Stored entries
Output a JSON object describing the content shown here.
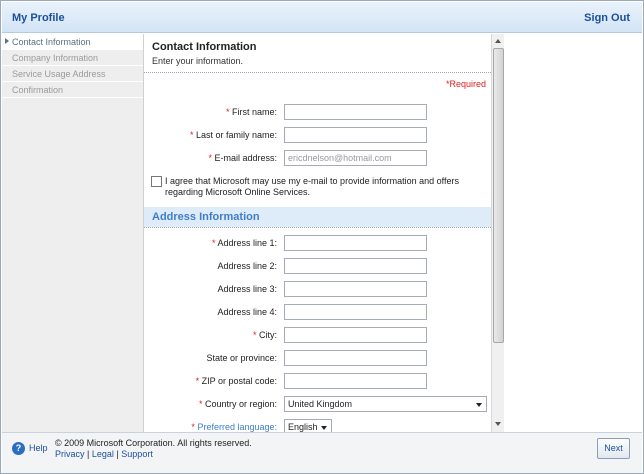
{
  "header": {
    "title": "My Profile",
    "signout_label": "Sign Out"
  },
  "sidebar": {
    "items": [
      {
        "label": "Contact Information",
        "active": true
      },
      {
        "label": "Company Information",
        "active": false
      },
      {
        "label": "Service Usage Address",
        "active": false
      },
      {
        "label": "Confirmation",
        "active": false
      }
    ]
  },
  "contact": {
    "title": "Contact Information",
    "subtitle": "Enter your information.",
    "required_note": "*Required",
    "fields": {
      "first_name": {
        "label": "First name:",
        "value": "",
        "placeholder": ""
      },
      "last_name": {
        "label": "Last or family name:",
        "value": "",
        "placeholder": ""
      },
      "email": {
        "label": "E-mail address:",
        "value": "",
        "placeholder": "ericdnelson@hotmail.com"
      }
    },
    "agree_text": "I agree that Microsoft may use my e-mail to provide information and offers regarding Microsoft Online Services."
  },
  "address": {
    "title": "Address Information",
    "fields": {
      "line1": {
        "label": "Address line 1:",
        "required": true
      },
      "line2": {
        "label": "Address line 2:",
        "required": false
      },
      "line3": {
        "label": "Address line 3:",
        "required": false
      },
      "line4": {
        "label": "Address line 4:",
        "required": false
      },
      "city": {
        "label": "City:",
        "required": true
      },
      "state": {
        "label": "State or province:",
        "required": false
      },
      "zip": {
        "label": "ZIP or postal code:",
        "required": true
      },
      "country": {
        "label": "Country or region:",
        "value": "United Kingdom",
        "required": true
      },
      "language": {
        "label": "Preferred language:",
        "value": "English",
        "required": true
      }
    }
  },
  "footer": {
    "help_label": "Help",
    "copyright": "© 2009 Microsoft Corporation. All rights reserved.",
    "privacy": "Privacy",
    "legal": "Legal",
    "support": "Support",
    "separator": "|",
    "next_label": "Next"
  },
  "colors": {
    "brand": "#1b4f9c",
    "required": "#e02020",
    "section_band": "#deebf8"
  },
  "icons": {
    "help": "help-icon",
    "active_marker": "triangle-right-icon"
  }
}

...

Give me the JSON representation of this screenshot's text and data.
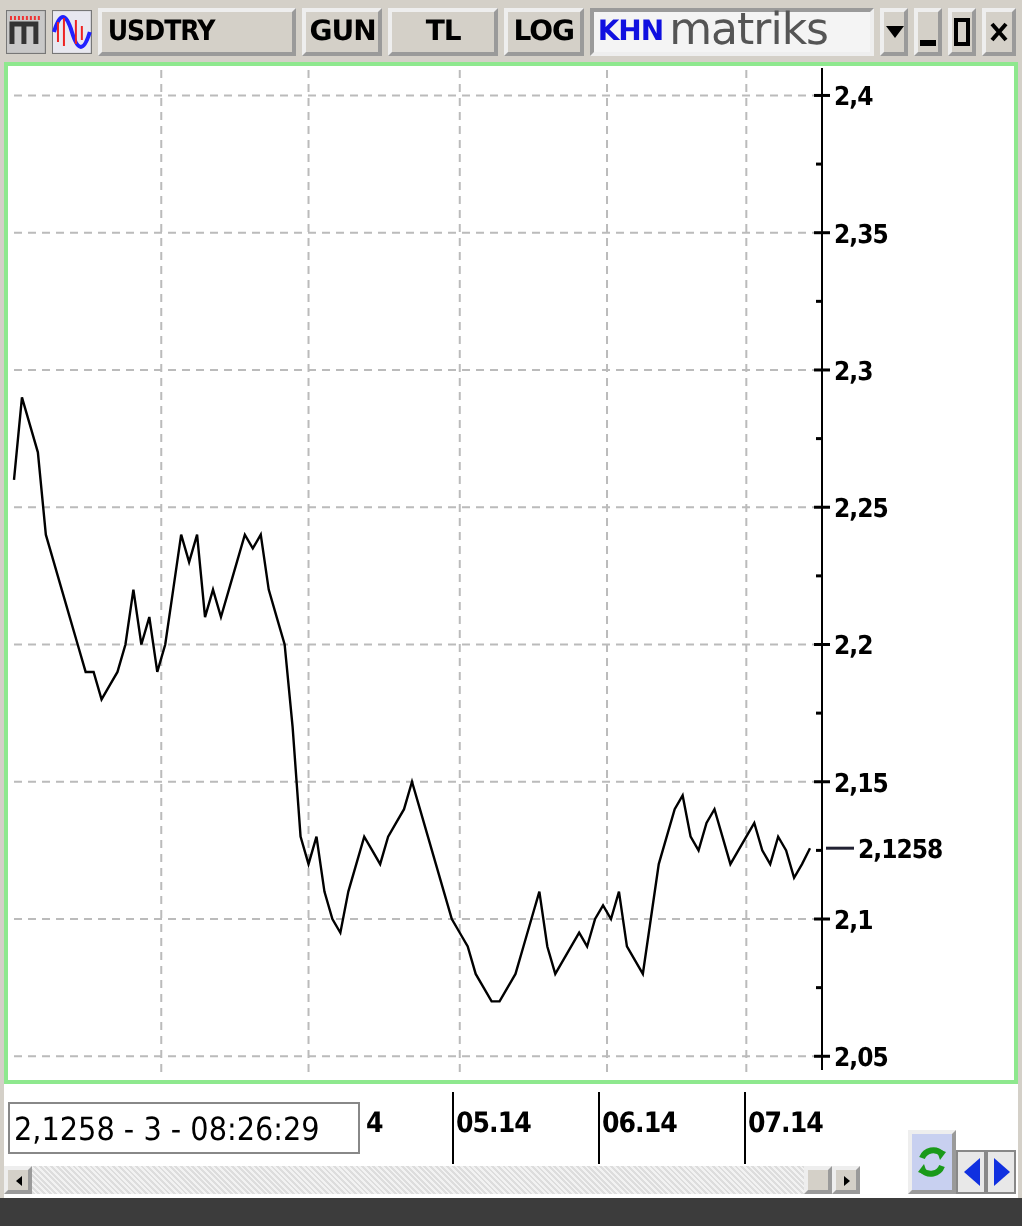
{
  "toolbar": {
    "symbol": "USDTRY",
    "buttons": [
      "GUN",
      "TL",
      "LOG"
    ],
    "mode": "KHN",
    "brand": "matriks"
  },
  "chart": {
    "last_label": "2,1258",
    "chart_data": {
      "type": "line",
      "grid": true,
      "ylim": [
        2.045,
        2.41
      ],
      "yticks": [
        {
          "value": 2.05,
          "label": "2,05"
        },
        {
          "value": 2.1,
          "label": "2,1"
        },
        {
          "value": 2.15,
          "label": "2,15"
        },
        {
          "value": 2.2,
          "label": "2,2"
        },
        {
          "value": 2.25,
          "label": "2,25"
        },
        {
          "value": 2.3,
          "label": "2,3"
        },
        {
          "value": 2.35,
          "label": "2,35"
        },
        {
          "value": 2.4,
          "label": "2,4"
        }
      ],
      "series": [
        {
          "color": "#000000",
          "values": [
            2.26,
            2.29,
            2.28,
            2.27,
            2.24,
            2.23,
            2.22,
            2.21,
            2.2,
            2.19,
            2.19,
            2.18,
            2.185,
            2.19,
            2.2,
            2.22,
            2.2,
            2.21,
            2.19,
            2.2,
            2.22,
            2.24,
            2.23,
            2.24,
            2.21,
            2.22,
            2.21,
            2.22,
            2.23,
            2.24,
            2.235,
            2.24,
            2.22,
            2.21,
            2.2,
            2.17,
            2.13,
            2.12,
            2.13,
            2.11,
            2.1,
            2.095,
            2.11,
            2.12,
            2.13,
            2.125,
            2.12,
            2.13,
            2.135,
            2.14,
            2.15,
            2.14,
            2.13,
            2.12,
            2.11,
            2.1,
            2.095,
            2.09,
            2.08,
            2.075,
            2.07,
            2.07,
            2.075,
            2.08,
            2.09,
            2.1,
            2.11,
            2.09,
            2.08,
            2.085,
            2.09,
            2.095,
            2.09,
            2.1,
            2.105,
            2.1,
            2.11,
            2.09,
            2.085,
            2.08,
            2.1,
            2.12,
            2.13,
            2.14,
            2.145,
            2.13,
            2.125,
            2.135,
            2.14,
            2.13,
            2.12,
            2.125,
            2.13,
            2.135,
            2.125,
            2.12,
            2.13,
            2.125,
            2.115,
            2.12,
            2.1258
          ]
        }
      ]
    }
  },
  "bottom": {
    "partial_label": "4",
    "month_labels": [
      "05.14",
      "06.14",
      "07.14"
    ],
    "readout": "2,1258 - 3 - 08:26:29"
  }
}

Given problem. In the listing above, locate each line with "JSON" and copy it.

Exercise solution.
Output a JSON object describing the content shown here.
Give me the JSON representation of this screenshot's text and data.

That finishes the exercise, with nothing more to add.